• WHAT YOU HAVE TO DO: Copy every line that holds "budget".
%%
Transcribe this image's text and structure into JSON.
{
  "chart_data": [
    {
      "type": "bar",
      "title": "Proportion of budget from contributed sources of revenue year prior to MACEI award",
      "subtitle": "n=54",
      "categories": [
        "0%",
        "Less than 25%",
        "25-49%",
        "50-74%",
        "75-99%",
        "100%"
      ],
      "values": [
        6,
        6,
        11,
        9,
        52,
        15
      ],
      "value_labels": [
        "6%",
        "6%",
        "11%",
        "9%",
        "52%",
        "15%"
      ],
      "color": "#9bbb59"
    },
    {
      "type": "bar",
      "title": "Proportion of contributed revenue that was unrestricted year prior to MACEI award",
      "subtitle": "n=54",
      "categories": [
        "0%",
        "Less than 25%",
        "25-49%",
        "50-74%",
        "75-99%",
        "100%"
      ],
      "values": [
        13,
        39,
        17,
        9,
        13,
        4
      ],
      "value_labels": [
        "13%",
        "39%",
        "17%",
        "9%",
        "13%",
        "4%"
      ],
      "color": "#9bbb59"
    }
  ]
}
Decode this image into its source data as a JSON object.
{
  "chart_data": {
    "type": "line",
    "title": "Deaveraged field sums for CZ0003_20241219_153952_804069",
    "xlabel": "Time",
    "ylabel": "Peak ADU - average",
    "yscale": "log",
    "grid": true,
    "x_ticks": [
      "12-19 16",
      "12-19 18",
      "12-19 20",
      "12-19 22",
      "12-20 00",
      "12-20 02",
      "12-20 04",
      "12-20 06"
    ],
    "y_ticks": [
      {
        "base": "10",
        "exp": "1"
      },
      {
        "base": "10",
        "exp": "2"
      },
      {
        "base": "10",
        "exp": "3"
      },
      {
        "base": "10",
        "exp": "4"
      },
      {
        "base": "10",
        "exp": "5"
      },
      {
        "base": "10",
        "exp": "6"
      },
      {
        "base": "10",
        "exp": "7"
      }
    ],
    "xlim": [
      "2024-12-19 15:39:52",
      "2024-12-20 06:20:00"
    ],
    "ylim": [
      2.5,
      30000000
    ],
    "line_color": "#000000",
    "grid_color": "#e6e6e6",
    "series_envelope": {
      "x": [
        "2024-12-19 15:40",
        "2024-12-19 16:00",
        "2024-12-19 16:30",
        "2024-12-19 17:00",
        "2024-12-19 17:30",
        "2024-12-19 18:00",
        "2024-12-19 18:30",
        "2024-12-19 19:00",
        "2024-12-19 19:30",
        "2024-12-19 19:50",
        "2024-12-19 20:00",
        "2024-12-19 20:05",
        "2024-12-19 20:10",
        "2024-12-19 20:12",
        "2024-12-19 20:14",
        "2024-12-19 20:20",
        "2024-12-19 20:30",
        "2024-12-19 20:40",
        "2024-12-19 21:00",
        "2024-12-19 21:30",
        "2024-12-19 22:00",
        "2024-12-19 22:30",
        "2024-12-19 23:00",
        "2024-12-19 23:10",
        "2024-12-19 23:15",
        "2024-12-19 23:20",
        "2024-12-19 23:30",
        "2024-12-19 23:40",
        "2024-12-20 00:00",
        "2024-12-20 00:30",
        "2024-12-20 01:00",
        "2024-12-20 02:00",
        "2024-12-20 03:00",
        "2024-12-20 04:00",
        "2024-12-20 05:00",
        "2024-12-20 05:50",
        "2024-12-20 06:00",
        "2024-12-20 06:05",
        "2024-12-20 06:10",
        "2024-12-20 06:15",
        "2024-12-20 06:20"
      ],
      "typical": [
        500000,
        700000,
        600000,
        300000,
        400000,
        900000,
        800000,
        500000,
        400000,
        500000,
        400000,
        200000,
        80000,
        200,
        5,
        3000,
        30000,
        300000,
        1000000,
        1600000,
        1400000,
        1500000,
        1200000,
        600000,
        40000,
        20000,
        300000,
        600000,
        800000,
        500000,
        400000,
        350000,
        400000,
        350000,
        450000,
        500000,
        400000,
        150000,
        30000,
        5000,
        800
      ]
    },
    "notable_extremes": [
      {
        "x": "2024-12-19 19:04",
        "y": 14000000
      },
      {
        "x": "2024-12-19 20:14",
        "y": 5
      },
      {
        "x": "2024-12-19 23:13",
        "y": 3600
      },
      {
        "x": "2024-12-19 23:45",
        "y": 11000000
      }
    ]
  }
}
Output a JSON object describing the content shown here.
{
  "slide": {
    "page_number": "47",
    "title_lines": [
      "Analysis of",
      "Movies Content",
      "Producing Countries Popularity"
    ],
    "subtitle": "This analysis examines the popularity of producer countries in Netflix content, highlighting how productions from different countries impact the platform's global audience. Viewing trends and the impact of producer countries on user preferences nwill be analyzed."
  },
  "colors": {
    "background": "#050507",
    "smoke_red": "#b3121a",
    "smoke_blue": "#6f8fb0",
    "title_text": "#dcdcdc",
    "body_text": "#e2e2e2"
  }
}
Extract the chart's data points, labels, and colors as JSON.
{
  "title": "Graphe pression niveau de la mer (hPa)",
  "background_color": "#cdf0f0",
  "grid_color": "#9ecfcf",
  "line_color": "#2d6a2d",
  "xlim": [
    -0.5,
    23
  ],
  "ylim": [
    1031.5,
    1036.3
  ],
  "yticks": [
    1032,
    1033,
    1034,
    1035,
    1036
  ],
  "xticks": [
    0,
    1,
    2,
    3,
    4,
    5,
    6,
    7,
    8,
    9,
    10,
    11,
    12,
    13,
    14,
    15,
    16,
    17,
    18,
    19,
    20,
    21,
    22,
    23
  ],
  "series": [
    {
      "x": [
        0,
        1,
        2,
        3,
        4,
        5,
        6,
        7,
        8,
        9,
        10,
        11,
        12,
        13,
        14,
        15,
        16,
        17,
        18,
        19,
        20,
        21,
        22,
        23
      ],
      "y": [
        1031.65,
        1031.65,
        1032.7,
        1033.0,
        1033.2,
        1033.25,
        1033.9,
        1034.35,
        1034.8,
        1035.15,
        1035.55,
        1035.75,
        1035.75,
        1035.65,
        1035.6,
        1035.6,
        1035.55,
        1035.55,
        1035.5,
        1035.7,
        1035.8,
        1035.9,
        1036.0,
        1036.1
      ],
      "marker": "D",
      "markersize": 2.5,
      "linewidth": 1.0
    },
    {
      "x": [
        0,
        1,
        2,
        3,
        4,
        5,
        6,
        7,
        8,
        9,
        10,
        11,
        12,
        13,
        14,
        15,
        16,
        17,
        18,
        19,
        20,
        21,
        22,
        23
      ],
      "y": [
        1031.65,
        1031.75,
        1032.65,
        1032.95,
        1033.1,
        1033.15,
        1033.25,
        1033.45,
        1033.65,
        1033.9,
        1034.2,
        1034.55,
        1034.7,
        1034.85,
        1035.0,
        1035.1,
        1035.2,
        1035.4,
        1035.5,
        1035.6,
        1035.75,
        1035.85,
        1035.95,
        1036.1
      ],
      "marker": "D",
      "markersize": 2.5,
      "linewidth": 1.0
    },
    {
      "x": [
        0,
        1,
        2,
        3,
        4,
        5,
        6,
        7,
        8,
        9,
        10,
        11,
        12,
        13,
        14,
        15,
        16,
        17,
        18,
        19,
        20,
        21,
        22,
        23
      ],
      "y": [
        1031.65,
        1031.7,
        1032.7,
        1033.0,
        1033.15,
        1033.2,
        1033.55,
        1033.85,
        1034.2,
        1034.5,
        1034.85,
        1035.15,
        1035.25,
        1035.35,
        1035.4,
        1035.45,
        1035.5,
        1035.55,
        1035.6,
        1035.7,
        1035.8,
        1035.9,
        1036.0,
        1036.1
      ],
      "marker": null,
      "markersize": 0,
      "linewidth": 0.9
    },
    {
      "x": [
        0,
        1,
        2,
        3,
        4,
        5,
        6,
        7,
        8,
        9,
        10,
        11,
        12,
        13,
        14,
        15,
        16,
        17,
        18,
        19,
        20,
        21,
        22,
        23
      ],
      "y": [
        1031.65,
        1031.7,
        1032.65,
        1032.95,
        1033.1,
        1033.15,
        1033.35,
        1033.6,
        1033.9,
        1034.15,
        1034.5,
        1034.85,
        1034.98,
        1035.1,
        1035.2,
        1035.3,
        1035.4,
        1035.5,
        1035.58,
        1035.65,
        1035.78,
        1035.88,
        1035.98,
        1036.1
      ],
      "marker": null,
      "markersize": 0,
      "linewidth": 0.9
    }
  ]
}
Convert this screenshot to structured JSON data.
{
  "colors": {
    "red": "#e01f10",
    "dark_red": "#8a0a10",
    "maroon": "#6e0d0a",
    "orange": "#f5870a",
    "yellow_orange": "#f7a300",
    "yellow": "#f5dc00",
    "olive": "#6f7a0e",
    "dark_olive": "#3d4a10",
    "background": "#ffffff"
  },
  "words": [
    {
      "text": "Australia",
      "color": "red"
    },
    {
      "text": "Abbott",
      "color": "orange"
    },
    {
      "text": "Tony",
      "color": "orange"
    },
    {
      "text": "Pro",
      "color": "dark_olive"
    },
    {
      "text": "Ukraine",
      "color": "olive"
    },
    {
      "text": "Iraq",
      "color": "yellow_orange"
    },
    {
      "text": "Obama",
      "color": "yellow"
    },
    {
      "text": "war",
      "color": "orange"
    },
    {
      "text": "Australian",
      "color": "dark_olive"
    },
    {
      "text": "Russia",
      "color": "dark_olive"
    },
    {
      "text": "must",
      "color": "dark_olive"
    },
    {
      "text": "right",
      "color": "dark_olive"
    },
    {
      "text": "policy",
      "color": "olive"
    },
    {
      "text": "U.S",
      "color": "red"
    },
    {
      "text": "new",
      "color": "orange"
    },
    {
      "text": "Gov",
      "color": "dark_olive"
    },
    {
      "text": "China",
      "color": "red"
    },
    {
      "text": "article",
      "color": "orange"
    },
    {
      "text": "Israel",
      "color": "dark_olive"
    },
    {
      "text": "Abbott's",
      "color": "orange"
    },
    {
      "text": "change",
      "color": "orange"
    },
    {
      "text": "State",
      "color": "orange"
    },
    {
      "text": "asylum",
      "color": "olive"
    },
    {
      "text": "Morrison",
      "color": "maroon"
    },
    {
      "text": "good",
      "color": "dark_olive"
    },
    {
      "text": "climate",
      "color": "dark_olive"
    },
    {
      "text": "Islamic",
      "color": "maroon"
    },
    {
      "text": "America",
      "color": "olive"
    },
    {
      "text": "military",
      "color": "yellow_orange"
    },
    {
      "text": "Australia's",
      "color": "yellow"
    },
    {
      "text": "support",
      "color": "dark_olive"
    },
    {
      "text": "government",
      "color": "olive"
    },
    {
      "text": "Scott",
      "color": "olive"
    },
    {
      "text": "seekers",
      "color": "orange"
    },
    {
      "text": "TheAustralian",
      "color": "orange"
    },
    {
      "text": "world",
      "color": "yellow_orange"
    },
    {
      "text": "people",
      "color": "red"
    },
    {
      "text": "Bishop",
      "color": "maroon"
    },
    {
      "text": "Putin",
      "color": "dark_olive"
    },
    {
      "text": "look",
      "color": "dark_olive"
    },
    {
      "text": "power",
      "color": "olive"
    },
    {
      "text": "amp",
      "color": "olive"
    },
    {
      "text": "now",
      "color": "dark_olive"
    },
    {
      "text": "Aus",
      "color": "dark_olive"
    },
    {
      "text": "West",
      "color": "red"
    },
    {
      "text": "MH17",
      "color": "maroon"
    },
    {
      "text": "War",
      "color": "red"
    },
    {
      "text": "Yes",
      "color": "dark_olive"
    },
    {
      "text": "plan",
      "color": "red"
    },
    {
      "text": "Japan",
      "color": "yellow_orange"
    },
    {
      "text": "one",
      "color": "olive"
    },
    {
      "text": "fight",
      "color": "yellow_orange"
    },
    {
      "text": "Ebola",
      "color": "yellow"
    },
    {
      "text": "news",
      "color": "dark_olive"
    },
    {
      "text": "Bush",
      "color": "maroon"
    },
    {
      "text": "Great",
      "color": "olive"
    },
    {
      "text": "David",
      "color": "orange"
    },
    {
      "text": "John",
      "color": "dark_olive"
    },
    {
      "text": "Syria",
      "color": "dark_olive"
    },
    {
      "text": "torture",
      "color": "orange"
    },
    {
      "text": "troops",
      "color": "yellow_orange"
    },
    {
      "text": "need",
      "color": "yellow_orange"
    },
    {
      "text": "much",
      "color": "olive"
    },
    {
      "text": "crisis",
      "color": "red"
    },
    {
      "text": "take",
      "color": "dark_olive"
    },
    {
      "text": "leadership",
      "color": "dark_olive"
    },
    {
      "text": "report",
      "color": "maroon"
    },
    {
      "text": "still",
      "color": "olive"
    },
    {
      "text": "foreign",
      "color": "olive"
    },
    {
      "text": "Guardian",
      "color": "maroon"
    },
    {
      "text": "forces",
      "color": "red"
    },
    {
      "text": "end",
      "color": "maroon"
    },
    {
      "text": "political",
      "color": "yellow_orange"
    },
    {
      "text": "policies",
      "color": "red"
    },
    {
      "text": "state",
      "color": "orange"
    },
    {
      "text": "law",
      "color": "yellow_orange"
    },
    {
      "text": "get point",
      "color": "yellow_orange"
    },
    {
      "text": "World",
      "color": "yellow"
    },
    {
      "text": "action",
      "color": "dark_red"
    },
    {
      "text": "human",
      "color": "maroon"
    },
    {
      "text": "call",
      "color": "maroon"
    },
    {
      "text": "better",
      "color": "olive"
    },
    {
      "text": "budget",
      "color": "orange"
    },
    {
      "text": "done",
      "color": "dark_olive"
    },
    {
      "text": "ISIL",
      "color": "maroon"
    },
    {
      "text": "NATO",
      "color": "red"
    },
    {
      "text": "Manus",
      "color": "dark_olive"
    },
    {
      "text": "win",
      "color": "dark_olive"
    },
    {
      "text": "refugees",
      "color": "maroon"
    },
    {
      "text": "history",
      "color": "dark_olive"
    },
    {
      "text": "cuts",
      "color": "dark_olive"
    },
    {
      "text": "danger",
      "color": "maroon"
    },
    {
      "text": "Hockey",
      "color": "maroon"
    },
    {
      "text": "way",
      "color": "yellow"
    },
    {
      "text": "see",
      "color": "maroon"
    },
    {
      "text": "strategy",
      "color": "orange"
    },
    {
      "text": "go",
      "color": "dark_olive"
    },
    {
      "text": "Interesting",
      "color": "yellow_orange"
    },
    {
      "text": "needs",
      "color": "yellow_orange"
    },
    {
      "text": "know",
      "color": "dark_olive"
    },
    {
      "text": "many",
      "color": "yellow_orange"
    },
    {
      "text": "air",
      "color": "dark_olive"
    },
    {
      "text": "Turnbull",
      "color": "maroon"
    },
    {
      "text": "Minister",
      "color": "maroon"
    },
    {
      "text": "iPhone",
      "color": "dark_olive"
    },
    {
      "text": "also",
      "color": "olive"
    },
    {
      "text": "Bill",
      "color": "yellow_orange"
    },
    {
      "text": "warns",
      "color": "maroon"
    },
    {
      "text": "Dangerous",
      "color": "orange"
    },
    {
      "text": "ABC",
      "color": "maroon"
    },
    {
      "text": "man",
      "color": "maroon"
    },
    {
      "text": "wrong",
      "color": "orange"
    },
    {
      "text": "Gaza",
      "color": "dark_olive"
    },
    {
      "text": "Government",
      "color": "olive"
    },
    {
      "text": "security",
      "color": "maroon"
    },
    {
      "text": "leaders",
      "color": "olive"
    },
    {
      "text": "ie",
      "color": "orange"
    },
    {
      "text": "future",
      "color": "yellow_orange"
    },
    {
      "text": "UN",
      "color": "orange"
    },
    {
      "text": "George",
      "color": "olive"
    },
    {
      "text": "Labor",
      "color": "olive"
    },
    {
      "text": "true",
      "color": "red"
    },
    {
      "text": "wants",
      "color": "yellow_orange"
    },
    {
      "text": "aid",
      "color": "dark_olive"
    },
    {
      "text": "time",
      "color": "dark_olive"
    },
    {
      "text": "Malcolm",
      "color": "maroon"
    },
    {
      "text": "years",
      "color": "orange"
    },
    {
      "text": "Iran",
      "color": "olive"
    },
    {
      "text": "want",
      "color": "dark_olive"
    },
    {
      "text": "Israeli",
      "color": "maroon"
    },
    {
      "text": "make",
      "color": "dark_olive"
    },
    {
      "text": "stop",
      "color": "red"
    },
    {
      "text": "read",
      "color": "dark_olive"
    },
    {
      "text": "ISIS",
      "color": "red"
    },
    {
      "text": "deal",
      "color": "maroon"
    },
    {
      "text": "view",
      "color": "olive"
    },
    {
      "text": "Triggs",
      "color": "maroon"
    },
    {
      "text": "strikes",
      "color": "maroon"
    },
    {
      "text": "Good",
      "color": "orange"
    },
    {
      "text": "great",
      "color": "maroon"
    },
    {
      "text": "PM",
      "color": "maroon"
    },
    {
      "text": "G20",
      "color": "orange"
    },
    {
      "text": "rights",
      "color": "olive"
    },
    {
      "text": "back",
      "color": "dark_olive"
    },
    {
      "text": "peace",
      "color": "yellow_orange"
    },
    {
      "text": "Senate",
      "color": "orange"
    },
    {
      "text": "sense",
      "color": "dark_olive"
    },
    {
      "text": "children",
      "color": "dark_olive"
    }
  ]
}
%%
• FULL SOLUTION:
      "title": "Proportion of budget from contributed sources of revenue year prior to MACEI award",
      "text": "budget",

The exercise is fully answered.